What needs to be done =>
In the records that follow, locate every line with "walk" and extract it.
[start of Source data]
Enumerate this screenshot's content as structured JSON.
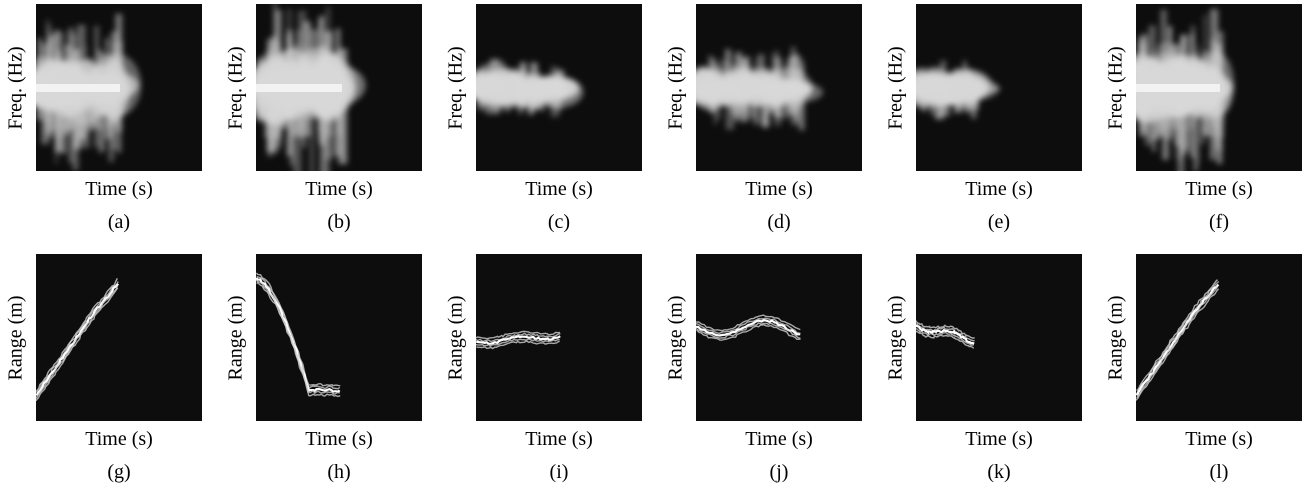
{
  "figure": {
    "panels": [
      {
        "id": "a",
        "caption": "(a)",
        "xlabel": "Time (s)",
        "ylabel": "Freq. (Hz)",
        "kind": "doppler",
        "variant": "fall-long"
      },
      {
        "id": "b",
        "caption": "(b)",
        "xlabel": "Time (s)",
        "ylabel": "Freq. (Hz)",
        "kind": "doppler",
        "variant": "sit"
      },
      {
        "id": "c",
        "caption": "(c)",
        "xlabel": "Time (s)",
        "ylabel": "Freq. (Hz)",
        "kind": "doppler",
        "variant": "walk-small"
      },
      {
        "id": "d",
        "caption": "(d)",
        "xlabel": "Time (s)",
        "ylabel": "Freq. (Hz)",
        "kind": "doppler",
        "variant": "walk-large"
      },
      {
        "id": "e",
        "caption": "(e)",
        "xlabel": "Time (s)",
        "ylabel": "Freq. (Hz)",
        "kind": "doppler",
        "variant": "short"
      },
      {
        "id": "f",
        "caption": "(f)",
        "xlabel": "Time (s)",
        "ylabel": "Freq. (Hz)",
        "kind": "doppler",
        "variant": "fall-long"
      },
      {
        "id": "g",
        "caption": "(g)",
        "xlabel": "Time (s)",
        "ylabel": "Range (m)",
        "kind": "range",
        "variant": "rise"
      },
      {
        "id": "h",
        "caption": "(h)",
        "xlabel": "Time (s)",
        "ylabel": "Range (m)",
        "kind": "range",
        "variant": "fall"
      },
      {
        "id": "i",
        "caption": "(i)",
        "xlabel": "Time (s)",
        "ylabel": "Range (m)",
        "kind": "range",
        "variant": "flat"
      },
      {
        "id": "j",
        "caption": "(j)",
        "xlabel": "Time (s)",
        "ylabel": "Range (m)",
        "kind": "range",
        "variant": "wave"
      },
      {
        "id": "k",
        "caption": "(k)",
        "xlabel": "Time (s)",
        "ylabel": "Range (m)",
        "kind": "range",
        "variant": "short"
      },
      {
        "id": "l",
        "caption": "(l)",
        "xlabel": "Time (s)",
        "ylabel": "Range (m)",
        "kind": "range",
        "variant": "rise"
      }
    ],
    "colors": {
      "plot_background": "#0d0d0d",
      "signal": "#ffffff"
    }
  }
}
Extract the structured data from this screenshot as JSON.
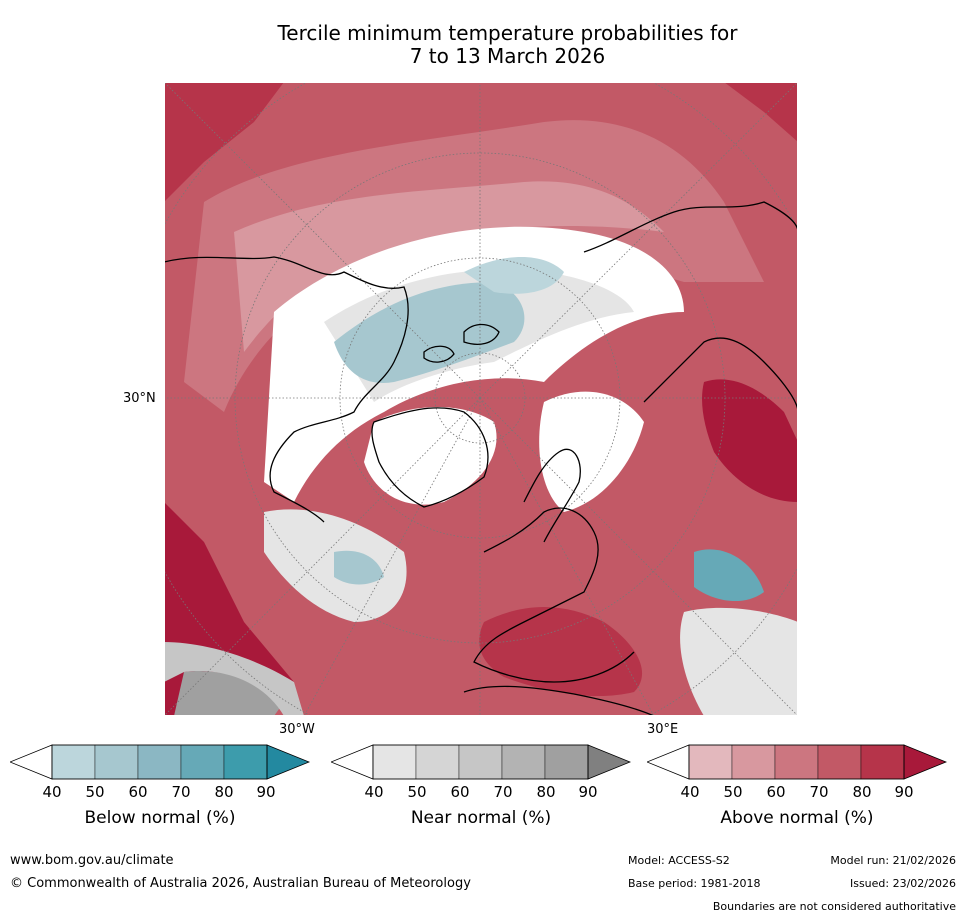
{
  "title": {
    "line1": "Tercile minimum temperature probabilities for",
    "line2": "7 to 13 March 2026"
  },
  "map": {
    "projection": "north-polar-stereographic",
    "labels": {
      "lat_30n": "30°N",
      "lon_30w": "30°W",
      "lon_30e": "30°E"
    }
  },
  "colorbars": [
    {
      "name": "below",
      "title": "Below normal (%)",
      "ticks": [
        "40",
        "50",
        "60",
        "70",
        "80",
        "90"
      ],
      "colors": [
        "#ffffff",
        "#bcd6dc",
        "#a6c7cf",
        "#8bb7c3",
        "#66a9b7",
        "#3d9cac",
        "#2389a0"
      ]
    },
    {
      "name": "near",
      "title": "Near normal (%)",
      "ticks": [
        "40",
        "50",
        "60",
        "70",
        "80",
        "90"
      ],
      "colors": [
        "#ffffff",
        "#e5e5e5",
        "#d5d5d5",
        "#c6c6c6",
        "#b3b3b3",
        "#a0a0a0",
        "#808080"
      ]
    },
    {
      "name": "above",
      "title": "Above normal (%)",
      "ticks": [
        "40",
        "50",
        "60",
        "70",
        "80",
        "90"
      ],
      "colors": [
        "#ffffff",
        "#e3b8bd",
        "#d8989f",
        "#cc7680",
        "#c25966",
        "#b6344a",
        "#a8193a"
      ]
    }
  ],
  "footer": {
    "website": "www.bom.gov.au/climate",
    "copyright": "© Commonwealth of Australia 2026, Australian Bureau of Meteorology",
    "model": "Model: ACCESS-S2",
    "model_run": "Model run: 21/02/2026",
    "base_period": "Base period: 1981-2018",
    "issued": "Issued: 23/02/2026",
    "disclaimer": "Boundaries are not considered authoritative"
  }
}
[end of Source data]
Exercise output =>
        "variant": "walk-small"
        "variant": "walk-large"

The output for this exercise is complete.